Find the word "ylabel" in the records below. List each line containing it.

[Extracted material]:
+--

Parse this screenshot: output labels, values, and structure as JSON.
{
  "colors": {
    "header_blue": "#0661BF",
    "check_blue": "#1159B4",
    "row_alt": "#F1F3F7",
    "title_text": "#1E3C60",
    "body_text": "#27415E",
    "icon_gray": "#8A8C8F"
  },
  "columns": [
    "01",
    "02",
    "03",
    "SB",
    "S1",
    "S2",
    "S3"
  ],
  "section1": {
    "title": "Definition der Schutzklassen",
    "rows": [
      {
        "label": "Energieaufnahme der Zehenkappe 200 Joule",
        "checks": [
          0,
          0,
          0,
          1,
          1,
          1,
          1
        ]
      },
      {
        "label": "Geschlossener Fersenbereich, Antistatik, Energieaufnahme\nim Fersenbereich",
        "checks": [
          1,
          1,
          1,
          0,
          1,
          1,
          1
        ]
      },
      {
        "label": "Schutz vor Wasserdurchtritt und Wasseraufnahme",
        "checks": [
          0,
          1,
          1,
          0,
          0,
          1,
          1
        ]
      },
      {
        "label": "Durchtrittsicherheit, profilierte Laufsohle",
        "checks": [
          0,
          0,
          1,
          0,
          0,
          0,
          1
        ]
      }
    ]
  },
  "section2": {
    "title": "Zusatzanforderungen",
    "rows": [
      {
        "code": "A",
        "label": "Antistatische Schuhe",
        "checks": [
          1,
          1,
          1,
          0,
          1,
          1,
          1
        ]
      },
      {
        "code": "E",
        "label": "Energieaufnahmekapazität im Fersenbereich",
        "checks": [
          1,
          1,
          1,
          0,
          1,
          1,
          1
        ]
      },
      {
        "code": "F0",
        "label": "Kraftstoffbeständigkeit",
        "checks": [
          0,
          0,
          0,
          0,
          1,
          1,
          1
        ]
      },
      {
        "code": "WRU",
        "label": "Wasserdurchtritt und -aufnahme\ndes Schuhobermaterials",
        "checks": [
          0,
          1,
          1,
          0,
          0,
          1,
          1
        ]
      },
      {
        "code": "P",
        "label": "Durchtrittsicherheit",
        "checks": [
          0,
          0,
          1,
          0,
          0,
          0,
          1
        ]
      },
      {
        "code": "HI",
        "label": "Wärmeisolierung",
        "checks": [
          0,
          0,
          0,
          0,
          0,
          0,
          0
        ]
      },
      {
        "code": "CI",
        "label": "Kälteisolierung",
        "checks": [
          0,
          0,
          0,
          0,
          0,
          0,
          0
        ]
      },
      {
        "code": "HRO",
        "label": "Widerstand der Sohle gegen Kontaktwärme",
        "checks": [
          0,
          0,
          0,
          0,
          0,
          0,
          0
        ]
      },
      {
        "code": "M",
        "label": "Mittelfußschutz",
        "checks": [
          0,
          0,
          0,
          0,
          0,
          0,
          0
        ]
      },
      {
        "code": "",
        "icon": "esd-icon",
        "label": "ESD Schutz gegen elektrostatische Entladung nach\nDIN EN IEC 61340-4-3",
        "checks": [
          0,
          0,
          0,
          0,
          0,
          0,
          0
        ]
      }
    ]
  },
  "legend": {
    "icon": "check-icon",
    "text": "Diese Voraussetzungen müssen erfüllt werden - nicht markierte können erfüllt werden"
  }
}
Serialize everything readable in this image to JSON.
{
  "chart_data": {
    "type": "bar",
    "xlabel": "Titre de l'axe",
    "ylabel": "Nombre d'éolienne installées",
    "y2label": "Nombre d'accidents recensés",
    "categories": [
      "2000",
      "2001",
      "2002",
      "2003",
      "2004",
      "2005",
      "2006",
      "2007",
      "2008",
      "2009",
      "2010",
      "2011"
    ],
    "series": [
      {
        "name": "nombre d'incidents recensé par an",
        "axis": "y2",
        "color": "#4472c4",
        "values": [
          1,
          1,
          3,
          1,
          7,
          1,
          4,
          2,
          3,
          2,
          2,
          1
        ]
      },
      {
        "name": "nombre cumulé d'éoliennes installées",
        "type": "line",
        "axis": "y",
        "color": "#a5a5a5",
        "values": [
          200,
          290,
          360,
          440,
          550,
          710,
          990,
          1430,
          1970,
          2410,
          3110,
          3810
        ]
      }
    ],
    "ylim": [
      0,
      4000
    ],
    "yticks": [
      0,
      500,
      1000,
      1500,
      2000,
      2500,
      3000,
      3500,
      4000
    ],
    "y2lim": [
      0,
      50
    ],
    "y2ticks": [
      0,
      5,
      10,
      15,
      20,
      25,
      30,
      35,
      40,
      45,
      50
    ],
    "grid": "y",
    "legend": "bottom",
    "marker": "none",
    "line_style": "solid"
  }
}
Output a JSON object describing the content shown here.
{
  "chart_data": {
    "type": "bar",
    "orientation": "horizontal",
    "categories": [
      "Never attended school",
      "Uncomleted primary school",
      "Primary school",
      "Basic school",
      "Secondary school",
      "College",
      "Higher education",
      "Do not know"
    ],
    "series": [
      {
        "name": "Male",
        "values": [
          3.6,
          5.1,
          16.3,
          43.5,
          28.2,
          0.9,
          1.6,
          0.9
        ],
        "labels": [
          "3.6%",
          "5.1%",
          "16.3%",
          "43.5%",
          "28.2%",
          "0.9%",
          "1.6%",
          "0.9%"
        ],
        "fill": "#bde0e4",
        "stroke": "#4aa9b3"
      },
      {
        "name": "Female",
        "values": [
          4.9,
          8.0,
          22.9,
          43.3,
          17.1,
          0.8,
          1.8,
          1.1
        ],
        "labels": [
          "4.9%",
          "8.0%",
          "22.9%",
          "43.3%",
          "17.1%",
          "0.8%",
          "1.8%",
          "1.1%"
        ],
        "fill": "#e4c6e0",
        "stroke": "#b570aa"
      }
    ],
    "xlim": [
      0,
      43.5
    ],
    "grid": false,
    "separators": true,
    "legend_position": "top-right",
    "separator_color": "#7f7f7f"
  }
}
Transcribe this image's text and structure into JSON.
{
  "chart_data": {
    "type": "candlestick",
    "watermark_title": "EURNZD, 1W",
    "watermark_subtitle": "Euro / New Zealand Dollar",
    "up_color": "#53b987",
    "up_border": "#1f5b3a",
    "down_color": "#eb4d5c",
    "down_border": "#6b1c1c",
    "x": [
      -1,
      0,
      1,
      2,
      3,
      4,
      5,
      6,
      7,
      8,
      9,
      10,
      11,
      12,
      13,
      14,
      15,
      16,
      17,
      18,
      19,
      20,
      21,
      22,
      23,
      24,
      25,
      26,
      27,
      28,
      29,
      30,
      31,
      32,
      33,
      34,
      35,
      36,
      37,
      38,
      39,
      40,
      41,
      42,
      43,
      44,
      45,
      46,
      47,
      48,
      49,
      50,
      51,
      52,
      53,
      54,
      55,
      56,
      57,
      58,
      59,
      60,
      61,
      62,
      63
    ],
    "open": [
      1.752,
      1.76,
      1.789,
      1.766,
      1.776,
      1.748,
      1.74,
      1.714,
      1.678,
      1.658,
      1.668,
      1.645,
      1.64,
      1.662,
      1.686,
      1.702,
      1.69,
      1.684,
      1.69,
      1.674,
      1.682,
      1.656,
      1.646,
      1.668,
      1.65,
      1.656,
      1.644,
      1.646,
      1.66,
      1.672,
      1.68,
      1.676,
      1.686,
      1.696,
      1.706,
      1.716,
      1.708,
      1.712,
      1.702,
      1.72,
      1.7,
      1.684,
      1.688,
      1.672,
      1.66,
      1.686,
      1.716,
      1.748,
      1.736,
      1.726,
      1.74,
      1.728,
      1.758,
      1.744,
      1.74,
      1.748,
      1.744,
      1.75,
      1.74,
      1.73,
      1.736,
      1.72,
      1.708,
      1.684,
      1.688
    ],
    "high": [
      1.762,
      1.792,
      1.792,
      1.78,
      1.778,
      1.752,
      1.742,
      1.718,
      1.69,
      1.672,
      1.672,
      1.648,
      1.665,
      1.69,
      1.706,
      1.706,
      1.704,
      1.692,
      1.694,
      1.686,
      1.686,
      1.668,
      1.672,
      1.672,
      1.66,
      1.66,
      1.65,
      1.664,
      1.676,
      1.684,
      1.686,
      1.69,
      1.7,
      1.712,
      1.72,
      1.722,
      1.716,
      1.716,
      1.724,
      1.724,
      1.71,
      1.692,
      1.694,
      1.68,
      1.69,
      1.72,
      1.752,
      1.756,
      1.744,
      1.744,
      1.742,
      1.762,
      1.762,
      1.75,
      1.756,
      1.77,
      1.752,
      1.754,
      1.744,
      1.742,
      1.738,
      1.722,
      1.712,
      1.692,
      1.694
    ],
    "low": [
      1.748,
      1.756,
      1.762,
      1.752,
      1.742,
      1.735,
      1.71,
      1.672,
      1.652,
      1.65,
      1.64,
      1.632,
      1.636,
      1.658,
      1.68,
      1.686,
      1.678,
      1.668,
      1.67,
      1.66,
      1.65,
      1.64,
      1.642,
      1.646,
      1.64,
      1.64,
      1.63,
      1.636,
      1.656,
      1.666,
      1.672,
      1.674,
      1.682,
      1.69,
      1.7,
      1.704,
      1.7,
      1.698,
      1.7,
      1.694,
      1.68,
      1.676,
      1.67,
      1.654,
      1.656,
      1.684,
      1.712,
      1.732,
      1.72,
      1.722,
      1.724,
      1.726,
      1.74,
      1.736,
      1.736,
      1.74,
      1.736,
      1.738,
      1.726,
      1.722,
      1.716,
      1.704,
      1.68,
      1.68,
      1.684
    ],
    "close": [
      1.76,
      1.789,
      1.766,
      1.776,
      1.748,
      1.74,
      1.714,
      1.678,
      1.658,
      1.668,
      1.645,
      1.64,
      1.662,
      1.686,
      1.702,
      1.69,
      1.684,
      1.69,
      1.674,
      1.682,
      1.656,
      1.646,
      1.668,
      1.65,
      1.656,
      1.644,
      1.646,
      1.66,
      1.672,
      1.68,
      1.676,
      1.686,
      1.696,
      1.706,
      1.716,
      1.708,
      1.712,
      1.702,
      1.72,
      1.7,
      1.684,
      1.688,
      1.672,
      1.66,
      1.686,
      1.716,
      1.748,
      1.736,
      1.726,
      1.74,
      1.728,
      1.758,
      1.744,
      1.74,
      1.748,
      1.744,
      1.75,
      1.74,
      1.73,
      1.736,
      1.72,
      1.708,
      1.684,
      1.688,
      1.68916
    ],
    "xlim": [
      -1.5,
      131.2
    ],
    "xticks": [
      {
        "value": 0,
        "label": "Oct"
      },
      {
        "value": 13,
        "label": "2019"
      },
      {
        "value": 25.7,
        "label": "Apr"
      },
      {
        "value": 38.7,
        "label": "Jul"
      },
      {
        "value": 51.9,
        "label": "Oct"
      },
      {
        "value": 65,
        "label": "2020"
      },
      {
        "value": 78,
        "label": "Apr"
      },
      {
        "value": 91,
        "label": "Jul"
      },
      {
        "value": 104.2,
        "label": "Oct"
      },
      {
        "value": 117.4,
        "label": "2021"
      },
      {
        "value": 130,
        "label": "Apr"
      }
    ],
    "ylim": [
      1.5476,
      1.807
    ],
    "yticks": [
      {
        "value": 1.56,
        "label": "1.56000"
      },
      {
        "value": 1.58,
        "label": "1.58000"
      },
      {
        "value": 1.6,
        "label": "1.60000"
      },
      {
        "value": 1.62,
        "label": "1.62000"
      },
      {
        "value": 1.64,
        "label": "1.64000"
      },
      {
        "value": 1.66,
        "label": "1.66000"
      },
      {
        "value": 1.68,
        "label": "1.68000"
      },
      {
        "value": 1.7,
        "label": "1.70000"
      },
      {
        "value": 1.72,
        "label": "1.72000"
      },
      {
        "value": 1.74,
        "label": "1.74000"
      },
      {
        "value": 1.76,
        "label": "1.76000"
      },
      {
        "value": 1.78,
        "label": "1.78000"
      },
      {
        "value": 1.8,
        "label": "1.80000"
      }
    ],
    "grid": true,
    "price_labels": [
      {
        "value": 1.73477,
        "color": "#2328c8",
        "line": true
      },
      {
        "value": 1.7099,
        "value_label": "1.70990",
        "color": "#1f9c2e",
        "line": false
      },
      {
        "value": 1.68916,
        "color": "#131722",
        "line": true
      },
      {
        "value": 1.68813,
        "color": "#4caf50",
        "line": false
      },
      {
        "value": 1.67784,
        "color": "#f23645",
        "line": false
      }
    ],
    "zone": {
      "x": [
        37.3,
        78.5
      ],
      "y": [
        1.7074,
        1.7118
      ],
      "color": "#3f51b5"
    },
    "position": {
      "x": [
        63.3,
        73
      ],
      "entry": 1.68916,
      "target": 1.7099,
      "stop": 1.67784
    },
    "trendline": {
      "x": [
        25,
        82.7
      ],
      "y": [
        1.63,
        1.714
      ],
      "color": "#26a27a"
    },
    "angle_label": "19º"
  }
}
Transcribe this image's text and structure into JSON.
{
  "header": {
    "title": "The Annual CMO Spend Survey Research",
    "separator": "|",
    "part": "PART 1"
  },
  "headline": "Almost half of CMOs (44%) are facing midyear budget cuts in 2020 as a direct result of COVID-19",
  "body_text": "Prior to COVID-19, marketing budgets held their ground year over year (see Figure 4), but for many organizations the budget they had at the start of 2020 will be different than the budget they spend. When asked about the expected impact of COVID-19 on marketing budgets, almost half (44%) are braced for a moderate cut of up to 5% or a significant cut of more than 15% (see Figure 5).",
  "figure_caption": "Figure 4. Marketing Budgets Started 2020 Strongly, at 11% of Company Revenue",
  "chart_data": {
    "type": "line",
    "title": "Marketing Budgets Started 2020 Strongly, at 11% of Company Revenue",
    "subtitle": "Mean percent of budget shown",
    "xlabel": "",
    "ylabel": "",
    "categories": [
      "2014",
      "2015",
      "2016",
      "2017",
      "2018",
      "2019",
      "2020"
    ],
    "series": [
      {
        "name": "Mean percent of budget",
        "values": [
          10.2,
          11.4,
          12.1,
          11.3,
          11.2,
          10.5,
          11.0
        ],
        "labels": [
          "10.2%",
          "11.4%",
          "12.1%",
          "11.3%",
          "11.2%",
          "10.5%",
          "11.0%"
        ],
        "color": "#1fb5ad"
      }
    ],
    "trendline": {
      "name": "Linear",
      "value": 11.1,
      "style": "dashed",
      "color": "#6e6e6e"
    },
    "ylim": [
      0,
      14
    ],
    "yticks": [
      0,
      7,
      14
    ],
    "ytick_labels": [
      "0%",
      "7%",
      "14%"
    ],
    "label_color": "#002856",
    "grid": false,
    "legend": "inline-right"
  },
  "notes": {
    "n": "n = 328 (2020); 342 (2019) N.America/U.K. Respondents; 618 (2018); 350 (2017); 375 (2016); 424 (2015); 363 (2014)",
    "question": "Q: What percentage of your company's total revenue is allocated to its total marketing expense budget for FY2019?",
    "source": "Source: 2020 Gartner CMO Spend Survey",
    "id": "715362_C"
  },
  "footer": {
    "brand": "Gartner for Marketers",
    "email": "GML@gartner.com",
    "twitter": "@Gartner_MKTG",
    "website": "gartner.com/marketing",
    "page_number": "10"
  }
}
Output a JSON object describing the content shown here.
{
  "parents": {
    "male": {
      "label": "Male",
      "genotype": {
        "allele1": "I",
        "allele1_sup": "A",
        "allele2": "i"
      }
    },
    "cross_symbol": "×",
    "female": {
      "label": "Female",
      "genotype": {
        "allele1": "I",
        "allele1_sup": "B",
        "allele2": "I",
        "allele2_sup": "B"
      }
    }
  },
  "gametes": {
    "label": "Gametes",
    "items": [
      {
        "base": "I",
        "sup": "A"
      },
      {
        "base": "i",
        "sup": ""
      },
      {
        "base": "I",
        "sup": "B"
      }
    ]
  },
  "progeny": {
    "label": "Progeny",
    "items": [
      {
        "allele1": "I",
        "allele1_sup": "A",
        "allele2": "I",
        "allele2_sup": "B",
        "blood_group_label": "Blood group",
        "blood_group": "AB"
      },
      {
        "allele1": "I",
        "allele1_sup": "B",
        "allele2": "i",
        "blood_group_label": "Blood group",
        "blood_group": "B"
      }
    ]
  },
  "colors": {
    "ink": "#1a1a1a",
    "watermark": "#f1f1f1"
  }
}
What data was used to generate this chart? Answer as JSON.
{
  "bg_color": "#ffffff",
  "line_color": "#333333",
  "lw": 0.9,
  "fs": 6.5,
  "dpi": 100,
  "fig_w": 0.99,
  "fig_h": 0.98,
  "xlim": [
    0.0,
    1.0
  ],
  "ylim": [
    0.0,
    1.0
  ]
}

+--

[Task response]:
    "ylabel": "Nombre d'éolienne installées",
    "ylabel": "",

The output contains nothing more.